> [What to do]:
Within the records below, find each line that holds the string "phát", then copy it.
[Start Records for the task]
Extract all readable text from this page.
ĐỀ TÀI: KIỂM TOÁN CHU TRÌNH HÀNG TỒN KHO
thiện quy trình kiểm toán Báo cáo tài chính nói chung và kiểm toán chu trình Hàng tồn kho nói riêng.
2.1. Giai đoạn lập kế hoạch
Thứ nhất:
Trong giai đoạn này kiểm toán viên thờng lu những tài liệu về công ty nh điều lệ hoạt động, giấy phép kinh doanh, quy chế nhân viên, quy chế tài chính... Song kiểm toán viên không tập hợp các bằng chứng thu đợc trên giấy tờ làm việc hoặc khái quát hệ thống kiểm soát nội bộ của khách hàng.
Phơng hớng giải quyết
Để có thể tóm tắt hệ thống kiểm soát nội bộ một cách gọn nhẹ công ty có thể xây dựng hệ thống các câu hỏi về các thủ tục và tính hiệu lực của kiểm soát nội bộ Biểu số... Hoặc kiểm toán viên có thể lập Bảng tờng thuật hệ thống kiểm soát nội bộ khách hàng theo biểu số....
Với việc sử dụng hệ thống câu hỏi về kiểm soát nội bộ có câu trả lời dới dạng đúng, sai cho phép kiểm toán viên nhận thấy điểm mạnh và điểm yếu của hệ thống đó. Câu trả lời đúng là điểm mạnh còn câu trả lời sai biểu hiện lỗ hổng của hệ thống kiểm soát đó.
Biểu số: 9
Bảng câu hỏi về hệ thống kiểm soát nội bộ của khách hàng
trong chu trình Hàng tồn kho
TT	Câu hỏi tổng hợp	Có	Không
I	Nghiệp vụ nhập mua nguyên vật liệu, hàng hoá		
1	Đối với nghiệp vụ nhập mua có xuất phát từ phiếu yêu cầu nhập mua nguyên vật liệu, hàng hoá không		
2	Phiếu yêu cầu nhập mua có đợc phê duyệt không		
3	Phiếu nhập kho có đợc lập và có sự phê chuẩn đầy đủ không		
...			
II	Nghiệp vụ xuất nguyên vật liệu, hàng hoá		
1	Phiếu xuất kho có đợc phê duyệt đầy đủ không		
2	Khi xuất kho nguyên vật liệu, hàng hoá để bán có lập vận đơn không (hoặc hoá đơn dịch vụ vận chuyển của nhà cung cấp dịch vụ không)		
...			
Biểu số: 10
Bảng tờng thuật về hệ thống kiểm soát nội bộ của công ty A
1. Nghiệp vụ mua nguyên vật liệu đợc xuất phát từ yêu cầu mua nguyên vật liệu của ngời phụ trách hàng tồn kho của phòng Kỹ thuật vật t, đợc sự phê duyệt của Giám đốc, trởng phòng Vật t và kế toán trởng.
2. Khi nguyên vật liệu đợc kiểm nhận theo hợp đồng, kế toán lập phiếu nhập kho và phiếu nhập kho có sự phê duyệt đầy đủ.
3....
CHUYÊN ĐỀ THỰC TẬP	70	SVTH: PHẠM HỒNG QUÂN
[End Records for the task]
> [Solution to the exercise]:
1	Đối với nghiệp vụ nhập mua có xuất phát từ phiếu yêu cầu nhập mua nguyên vật liệu, hàng hoá không		
1. Nghiệp vụ mua nguyên vật liệu đợc xuất phát từ yêu cầu mua nguyên vật liệu của ngời phụ trách hàng tồn kho của phòng Kỹ thuật vật t, đợc sự phê duyệt của Giám đốc, trởng phòng Vật t và kế toán trởng.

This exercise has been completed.